─── SOURCE RECORDS

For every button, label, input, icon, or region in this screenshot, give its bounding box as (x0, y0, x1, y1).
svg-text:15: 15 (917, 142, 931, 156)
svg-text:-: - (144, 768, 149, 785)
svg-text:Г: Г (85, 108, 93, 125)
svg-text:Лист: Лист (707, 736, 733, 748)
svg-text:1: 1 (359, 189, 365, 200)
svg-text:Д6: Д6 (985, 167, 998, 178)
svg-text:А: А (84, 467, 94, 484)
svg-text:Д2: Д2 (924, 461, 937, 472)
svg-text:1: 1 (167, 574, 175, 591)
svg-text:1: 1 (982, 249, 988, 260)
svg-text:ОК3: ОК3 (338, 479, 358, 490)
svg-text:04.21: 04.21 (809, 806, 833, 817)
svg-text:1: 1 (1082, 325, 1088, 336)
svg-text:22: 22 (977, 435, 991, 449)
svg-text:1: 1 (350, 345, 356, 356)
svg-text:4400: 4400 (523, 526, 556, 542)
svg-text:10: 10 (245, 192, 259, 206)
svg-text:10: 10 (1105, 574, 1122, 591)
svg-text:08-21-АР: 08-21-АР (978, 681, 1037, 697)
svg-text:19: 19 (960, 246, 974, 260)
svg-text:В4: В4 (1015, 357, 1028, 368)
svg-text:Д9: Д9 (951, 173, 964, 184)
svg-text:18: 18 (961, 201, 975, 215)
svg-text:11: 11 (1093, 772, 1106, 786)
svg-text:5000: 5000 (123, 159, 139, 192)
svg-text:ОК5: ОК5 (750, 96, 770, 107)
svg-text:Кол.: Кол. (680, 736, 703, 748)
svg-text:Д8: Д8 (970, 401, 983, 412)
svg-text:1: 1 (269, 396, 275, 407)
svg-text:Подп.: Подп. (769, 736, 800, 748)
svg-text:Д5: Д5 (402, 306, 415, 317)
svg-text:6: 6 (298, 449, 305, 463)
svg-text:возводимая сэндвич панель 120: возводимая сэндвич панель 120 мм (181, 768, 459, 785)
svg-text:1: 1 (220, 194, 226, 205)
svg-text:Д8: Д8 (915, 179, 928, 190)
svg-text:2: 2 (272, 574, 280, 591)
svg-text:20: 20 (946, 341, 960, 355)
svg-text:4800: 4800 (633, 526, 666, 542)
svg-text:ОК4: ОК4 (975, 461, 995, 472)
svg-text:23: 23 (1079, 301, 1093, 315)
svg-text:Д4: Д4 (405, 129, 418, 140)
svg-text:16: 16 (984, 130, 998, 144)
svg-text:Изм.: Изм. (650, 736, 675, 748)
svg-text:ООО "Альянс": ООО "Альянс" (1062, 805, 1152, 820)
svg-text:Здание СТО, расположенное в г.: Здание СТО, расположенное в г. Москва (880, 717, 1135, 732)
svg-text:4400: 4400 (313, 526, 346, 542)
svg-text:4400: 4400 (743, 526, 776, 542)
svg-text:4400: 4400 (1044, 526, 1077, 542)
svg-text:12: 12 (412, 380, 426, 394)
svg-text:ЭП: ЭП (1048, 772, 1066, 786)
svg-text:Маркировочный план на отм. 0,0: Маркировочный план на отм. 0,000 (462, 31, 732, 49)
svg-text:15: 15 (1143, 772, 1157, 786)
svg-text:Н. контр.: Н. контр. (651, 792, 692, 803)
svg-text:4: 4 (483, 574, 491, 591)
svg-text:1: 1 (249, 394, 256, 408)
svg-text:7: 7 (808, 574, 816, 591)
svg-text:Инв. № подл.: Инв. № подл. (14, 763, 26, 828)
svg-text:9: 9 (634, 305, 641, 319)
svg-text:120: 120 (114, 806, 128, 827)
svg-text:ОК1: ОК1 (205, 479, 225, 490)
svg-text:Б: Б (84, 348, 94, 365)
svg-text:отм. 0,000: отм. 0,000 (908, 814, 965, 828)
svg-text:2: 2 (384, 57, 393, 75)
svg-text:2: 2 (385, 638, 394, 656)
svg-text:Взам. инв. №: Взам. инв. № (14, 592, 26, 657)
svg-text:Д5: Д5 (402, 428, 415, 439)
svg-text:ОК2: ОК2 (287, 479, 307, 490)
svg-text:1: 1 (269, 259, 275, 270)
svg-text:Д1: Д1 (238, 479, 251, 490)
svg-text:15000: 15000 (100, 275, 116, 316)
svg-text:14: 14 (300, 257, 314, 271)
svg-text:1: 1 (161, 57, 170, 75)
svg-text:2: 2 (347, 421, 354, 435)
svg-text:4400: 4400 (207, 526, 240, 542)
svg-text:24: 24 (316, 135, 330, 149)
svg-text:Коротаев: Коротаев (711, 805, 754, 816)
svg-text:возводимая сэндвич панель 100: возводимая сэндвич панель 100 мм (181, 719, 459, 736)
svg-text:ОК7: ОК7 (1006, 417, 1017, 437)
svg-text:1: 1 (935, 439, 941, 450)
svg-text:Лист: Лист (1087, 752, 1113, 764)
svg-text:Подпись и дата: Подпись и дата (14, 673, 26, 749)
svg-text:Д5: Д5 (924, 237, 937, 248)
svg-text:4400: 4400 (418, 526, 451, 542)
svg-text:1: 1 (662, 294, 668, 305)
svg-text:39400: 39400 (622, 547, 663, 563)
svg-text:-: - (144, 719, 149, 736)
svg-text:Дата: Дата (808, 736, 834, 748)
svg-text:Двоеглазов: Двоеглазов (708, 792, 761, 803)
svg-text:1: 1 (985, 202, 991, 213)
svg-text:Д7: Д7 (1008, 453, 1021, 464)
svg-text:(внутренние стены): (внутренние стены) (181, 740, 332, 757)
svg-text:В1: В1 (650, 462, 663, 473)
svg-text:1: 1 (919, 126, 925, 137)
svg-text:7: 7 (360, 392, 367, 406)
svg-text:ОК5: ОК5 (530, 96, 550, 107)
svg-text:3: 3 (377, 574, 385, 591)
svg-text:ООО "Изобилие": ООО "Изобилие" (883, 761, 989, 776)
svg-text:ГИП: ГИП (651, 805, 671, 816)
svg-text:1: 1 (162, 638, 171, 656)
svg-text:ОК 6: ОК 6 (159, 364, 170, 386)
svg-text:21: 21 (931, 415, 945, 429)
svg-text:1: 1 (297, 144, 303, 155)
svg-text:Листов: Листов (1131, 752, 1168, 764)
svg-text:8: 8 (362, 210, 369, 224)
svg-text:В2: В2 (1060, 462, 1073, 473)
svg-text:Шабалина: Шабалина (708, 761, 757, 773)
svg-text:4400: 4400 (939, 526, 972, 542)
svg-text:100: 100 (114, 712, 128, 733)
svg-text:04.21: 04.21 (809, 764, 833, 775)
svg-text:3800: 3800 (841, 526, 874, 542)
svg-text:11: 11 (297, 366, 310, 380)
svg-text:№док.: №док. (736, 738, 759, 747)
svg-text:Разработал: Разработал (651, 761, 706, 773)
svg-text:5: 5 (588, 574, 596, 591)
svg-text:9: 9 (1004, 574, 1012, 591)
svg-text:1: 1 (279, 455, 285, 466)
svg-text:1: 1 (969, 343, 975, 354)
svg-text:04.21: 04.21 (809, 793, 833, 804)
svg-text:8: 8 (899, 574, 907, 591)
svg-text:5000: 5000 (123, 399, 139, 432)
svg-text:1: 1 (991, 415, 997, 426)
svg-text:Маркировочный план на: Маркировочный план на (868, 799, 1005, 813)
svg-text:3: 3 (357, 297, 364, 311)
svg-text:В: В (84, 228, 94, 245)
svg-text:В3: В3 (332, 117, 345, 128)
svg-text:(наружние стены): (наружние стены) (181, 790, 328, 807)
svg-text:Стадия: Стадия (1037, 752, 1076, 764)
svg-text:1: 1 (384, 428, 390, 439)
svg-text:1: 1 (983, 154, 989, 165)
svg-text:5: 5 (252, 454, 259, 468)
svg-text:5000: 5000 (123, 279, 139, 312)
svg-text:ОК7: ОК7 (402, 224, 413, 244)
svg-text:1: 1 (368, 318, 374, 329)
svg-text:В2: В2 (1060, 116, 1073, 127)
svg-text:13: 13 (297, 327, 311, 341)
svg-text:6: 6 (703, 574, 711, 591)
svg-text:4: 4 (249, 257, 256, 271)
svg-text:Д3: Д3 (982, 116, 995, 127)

──────

**WRITTEN EXERCISE**
Can you give everything from the start of the records down to the line containing "svg-text:6: 6 (298, 449, 305, 463)" again, changing "bounding box" to "enclosing rectangle" and leaving all else unchanged?

**RESULT**
For every button, label, input, icon, or region in this screenshot, give its enclosing rectangle as (x0, y0, x1, y1).
svg-text:15: 15 (917, 142, 931, 156)
svg-text:-: - (144, 768, 149, 785)
svg-text:Г: Г (85, 108, 93, 125)
svg-text:Лист: Лист (707, 736, 733, 748)
svg-text:1: 1 (359, 189, 365, 200)
svg-text:Д6: Д6 (985, 167, 998, 178)
svg-text:А: А (84, 467, 94, 484)
svg-text:Д2: Д2 (924, 461, 937, 472)
svg-text:1: 1 (167, 574, 175, 591)
svg-text:1: 1 (982, 249, 988, 260)
svg-text:ОК3: ОК3 (338, 479, 358, 490)
svg-text:04.21: 04.21 (809, 806, 833, 817)
svg-text:1: 1 (1082, 325, 1088, 336)
svg-text:22: 22 (977, 435, 991, 449)
svg-text:1: 1 (350, 345, 356, 356)
svg-text:4400: 4400 (523, 526, 556, 542)
svg-text:10: 10 (245, 192, 259, 206)
svg-text:10: 10 (1105, 574, 1122, 591)
svg-text:08-21-АР: 08-21-АР (978, 681, 1037, 697)
svg-text:19: 19 (960, 246, 974, 260)
svg-text:В4: В4 (1015, 357, 1028, 368)
svg-text:Д9: Д9 (951, 173, 964, 184)
svg-text:18: 18 (961, 201, 975, 215)
svg-text:11: 11 (1093, 772, 1106, 786)
svg-text:5000: 5000 (123, 159, 139, 192)
svg-text:ОК5: ОК5 (750, 96, 770, 107)
svg-text:Кол.: Кол. (680, 736, 703, 748)
svg-text:Д8: Д8 (970, 401, 983, 412)
svg-text:1: 1 (269, 396, 275, 407)
svg-text:Подп.: Подп. (769, 736, 800, 748)
svg-text:Д5: Д5 (402, 306, 415, 317)
svg-text:6: 6 (298, 449, 305, 463)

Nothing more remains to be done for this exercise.